## [RECORDS PROVIDED]
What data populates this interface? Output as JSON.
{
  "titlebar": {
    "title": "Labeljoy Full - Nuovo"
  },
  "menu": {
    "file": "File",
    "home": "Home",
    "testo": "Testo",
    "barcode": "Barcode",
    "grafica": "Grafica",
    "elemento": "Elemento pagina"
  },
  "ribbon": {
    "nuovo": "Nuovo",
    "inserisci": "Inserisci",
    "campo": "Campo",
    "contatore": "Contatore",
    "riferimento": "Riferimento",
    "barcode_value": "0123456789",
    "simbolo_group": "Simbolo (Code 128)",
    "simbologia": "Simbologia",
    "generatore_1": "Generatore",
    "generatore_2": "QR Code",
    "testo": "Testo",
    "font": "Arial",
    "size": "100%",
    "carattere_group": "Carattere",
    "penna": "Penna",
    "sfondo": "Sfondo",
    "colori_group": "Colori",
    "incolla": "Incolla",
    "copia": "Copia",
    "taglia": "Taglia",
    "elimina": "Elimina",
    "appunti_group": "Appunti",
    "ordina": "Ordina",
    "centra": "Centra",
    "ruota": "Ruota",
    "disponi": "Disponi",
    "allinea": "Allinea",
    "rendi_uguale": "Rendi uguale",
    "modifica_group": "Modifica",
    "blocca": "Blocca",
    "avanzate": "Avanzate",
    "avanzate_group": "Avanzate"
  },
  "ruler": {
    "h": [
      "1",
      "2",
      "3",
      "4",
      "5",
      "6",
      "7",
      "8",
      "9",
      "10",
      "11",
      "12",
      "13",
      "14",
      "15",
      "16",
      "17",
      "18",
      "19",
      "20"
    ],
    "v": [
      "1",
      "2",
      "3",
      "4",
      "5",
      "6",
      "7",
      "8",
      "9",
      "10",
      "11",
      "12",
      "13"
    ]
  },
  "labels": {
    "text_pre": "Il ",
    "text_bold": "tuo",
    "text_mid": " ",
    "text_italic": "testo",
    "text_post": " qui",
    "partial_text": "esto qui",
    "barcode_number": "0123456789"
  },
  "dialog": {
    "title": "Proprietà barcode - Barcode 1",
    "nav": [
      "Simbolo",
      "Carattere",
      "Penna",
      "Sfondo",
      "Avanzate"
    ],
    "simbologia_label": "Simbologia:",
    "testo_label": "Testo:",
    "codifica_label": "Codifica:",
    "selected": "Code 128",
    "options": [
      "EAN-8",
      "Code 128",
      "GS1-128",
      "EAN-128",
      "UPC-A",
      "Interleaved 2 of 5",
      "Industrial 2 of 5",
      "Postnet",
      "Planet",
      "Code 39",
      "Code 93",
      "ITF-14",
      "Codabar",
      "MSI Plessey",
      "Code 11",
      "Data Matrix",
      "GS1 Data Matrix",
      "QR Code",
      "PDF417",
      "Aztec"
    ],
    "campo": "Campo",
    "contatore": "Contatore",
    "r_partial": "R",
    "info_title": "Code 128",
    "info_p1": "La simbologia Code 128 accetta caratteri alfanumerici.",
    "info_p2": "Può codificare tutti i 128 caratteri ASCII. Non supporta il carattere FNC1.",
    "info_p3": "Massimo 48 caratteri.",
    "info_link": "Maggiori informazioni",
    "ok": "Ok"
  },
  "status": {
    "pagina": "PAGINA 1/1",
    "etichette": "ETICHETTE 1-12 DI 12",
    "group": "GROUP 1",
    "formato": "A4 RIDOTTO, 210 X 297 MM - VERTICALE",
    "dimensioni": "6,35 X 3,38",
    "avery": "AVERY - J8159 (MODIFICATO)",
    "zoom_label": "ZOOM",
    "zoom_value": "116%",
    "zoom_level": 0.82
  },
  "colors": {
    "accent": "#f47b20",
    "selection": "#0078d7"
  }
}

## [OBJECTIVE]
Respond with nothing but the number of lines in the entries that contain the string "Avanzate".

## [TASK RESPONSE]
3